■ EXERCISE DETAILS: Extract every line from the records below that contains the word "Hamlet".

■ RECORDS FOR THIS EXERCISE:
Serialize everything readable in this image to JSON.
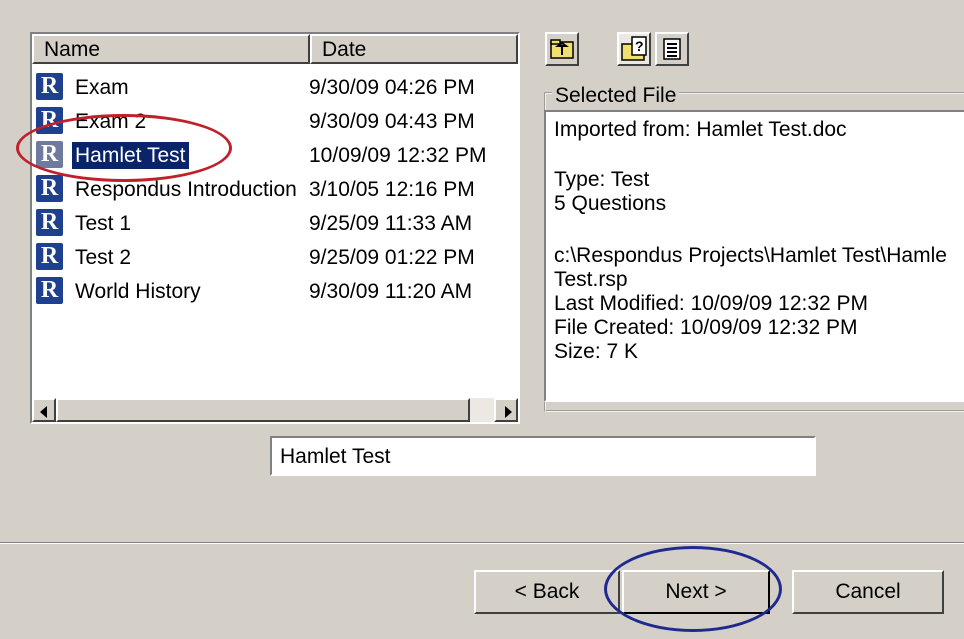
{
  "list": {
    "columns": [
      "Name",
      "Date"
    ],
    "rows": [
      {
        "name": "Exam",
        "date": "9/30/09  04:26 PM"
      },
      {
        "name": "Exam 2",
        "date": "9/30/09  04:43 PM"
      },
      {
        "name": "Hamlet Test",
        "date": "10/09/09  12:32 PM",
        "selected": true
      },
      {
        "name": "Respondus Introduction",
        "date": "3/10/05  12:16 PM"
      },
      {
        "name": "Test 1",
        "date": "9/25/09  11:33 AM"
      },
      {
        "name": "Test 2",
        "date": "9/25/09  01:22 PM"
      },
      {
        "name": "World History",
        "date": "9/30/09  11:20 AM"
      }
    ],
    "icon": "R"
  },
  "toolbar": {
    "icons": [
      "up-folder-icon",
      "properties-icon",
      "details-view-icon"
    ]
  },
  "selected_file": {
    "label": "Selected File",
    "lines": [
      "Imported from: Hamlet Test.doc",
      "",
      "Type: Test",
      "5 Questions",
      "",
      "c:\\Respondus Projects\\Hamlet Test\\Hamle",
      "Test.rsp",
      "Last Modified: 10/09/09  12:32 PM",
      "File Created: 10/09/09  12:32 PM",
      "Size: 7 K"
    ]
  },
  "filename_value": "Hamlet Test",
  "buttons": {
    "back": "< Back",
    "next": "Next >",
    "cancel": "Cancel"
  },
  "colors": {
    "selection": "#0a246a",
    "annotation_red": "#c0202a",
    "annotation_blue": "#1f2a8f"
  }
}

■ OUTPUT FOR THIS EXERCISE:
        "name": "Hamlet Test",
      "Imported from: Hamlet Test.doc",
      "c:\\Respondus Projects\\Hamlet Test\\Hamle",
  "filename_value": "Hamlet Test",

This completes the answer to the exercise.